▶ [OBJECTIVE] Reproduce all of the data word for word.

———

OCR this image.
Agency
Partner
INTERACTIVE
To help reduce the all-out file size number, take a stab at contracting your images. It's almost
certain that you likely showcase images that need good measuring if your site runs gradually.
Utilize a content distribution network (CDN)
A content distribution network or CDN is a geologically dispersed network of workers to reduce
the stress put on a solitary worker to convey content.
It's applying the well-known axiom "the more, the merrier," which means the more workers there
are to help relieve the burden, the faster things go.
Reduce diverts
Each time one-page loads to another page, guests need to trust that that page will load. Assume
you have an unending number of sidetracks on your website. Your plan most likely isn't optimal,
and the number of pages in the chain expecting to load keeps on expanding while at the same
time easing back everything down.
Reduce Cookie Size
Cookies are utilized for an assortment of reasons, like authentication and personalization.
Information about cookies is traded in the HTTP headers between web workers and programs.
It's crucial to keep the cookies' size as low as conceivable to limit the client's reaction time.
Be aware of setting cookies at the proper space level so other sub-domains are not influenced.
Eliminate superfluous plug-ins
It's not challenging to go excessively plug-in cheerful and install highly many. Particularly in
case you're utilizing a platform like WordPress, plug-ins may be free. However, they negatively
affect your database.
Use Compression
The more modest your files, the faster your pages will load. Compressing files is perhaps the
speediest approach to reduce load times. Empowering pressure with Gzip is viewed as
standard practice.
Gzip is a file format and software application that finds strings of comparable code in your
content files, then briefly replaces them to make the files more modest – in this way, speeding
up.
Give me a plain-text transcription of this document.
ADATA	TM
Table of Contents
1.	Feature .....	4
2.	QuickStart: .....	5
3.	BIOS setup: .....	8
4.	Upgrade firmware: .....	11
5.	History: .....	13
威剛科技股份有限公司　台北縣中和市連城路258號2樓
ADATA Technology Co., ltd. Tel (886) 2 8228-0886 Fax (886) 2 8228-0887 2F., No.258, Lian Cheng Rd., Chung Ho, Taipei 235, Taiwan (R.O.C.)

———

▶ [SOLUTION FOR THIS TASK]
OCR this image.
Agency
Partner
INTERACTIVE
To help reduce the all-out file size number, take a stab at contracting your images. It's almost
certain that you likely showcase images that need good measuring if your site runs gradually.
Utilize a content distribution network (CDN)
A content distribution network or CDN is a geologically dispersed network of workers to reduce
the stress put on a solitary worker to convey content.
It's applying the well-known axiom "the more, the merrier," which means the more workers there
are to help relieve the burden, the faster things go.
Reduce diverts
Each time one-page loads to another page, guests need to trust that that page will load. Assume
you have an unending number of sidetracks on your website. Your plan most likely isn't optimal,
and the number of pages in the chain expecting to load keeps on expanding while at the same
time easing back everything down.
Reduce Cookie Size
Cookies are utilized for an assortment of reasons, like authentication and personalization.
Information about cookies is traded in the HTTP headers between web workers and programs.
It's crucial to keep the cookies' size as low as conceivable to limit the client's reaction time.
Be aware of setting cookies at the proper space level so other sub-domains are not influenced.
Eliminate superfluous plug-ins
It's not challenging to go excessively plug-in cheerful and install highly many. Particularly in
case you're utilizing a platform like WordPress, plug-ins may be free. However, they negatively
affect your database.
Use Compression
The more modest your files, the faster your pages will load. Compressing files is perhaps the
speediest approach to reduce load times. Empowering pressure with Gzip is viewed as
standard practice.
Gzip is a file format and software application that finds strings of comparable code in your
content files, then briefly replaces them to make the files more modest – in this way, speeding
up.
Give me a plain-text transcription of this document.
ADATA	TM
Table of Contents
1.	Feature .....	4
2.	QuickStart: .....	5
3.	BIOS setup: .....	8
4.	Upgrade firmware: .....	11
5.	History: .....	13
威剛科技股份有限公司　台北縣中和市連城路258號2樓
ADATA Technology Co., ltd. Tel (886) 2 8228-0886 Fax (886) 2 8228-0887 2F., No.258, Lian Cheng Rd., Chung Ho, Taipei 235, Taiwan (R.O.C.)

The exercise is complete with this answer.